Give back exactly the lines running from the line with "Read this page and output its text content." to the end of the entries, and only those lines.

:: Supplied data ::

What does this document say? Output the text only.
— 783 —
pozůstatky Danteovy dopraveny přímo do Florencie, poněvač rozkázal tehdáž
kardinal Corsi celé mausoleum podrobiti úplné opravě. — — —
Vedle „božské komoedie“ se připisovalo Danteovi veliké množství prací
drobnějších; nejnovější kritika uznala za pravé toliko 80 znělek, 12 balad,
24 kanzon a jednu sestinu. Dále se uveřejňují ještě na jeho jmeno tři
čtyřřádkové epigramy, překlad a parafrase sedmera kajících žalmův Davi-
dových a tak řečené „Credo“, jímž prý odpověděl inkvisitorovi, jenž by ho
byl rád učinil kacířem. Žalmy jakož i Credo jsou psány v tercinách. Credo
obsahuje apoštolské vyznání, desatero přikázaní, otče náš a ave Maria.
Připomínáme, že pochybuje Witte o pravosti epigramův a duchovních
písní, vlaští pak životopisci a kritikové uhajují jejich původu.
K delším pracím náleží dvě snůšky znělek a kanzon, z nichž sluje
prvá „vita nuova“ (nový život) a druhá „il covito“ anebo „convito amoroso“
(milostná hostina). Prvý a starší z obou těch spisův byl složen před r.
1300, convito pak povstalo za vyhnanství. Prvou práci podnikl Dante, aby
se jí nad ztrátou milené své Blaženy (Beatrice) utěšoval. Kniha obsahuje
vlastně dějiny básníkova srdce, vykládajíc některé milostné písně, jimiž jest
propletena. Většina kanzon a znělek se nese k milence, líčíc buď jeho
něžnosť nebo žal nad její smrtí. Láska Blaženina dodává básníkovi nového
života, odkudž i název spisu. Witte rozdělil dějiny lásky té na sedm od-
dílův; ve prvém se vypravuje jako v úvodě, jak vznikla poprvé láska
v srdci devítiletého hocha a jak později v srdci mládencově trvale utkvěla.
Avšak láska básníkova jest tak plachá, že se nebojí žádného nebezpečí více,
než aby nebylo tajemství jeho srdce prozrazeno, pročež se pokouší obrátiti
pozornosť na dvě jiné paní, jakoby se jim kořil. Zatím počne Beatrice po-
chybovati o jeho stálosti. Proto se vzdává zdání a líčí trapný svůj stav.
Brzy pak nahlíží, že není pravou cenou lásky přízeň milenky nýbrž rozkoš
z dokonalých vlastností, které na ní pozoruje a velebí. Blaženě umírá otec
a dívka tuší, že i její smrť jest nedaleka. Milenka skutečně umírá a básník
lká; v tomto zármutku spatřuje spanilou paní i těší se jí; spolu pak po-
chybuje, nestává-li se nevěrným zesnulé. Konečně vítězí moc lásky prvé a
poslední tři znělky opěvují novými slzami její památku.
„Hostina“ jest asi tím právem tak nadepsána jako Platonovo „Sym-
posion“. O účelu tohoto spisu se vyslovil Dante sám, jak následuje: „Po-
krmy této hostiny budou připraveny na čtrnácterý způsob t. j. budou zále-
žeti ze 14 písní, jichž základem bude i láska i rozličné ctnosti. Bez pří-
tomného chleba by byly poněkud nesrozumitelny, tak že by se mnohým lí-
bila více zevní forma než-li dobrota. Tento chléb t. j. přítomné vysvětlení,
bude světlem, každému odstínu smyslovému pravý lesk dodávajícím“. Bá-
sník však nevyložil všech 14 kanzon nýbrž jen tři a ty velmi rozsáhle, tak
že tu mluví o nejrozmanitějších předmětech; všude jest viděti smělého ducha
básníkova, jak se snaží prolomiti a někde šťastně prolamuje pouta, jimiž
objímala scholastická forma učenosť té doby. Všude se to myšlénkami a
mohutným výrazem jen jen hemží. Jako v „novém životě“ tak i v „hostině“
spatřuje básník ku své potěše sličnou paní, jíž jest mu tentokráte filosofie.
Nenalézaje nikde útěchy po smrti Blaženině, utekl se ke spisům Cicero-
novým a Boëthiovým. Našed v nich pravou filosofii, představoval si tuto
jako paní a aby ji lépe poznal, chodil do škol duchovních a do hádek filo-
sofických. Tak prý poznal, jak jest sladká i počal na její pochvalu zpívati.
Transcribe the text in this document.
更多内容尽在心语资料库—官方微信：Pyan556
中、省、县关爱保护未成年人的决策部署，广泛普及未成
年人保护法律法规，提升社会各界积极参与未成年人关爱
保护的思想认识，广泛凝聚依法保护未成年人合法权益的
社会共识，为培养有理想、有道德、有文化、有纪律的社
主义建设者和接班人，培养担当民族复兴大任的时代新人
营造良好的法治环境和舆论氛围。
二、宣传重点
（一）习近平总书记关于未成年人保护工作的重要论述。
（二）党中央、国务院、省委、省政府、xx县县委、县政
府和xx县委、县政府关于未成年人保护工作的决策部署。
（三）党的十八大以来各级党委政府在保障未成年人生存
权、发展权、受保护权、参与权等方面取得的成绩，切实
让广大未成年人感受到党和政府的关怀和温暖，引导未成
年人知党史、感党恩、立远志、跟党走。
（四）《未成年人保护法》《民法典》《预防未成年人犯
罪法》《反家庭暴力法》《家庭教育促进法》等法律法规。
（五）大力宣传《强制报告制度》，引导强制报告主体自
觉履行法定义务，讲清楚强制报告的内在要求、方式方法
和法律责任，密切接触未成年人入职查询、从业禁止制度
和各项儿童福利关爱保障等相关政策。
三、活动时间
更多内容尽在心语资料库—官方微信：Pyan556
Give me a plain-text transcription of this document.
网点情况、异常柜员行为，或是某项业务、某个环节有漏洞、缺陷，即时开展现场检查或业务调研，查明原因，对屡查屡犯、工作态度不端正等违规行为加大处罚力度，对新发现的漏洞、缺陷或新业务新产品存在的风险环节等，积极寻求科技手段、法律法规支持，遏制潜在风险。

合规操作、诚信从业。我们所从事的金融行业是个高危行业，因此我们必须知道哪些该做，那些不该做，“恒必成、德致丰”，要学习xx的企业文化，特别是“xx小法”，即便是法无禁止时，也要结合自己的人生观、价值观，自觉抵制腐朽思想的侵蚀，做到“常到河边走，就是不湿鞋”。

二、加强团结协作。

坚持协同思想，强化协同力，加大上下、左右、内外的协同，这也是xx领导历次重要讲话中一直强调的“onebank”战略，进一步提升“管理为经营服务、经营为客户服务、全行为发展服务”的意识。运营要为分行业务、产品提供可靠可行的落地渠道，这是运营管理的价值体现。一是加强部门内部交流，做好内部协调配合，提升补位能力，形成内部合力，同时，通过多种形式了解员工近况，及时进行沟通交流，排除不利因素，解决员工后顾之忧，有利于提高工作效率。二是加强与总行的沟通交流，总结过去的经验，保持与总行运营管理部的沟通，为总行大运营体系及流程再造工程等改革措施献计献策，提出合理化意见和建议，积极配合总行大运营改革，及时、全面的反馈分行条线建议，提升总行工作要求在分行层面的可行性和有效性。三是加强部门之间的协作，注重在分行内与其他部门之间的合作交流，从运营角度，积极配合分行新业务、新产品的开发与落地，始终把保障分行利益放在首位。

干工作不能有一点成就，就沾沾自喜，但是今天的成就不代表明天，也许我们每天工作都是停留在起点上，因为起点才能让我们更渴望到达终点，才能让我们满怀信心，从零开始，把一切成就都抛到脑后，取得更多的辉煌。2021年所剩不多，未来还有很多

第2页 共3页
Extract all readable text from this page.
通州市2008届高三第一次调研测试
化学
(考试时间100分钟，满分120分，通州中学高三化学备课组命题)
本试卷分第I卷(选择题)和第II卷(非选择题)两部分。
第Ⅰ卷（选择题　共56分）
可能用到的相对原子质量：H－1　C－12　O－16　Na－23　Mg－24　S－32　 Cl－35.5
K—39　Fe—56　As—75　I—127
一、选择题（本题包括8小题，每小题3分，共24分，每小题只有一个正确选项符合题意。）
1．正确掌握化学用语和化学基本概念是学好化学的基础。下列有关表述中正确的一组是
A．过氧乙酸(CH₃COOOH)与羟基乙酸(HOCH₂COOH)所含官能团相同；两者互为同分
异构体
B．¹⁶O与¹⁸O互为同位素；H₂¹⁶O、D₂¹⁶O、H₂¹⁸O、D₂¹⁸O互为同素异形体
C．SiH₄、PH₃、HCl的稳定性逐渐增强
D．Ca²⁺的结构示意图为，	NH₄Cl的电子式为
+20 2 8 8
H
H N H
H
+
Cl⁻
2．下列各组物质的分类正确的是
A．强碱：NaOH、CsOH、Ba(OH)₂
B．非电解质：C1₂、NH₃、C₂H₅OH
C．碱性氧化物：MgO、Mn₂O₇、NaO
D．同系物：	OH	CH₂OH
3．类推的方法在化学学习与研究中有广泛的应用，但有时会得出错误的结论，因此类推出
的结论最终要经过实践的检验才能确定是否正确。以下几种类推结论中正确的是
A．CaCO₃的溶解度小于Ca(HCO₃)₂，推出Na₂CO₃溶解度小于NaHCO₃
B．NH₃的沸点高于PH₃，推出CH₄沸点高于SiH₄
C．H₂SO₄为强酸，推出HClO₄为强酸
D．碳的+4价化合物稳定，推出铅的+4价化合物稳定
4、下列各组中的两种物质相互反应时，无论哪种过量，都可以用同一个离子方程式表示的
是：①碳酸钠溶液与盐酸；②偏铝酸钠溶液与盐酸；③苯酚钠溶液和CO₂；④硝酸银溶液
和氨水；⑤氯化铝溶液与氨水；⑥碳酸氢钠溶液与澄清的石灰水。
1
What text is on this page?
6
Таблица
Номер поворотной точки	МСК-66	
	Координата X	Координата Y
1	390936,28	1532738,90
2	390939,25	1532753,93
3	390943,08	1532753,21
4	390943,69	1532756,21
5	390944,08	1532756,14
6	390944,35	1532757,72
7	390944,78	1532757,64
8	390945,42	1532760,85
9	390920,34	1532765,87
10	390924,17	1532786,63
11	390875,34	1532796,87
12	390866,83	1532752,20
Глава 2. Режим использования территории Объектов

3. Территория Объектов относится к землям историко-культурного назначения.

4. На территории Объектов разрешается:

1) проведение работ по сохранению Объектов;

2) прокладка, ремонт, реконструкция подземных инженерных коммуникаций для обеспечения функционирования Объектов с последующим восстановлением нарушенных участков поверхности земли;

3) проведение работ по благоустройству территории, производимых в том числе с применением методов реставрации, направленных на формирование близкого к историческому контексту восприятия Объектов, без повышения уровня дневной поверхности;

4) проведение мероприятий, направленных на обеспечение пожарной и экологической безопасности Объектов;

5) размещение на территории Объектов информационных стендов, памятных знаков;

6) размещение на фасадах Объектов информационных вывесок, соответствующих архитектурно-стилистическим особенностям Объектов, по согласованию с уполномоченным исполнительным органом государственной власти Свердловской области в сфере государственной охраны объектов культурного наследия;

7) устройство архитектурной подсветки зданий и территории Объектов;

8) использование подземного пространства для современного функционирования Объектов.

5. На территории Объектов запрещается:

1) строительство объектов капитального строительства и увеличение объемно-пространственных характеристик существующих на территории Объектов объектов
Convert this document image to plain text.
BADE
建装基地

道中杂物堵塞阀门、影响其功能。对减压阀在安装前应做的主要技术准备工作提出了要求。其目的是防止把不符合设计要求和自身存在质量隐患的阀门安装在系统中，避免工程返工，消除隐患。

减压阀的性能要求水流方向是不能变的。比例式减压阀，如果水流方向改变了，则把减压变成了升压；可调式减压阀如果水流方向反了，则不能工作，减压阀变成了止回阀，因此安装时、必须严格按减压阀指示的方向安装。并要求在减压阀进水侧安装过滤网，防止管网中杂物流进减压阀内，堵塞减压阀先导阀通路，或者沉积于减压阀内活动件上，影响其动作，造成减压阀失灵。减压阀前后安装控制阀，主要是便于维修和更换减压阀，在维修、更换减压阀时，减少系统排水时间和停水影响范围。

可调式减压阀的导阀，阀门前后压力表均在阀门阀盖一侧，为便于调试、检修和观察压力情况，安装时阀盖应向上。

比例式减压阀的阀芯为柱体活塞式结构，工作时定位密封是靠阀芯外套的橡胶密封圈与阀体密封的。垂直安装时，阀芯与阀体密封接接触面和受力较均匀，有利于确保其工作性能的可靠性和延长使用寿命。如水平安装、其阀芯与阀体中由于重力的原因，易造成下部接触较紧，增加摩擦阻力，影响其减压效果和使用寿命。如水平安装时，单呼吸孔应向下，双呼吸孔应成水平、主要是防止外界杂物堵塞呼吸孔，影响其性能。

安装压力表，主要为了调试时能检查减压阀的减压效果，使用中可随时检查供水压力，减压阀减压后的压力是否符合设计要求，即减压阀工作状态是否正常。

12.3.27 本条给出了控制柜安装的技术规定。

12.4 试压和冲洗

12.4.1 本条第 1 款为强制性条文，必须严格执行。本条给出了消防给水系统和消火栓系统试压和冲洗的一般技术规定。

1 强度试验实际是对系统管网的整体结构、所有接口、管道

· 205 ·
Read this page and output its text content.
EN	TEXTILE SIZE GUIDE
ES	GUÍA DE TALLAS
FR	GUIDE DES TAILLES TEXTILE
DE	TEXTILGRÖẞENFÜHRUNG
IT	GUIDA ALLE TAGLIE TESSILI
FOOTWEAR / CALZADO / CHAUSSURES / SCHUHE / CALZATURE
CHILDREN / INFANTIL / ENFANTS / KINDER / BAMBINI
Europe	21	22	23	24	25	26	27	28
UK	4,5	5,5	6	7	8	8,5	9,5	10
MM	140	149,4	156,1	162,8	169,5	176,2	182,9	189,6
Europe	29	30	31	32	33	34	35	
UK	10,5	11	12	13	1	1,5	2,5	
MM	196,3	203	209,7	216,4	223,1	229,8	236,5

:::

_Solved problem_.
Read this page and output its text content.
EN	TEXTILE SIZE GUIDE
ES	GUÍA DE TALLAS
FR	GUIDE DES TAILLES TEXTILE
DE	TEXTILGRÖẞENFÜHRUNG
IT	GUIDA ALLE TAGLIE TESSILI
FOOTWEAR / CALZADO / CHAUSSURES / SCHUHE / CALZATURE
CHILDREN / INFANTIL / ENFANTS / KINDER / BAMBINI
Europe	21	22	23	24	25	26	27	28
UK	4,5	5,5	6	7	8	8,5	9,5	10
MM	140	149,4	156,1	162,8	169,5	176,2	182,9	189,6
Europe	29	30	31	32	33	34	35	
UK	10,5	11	12	13	1	1,5	2,5	
MM	196,3	203	209,7	216,4	223,1	229,8	236,5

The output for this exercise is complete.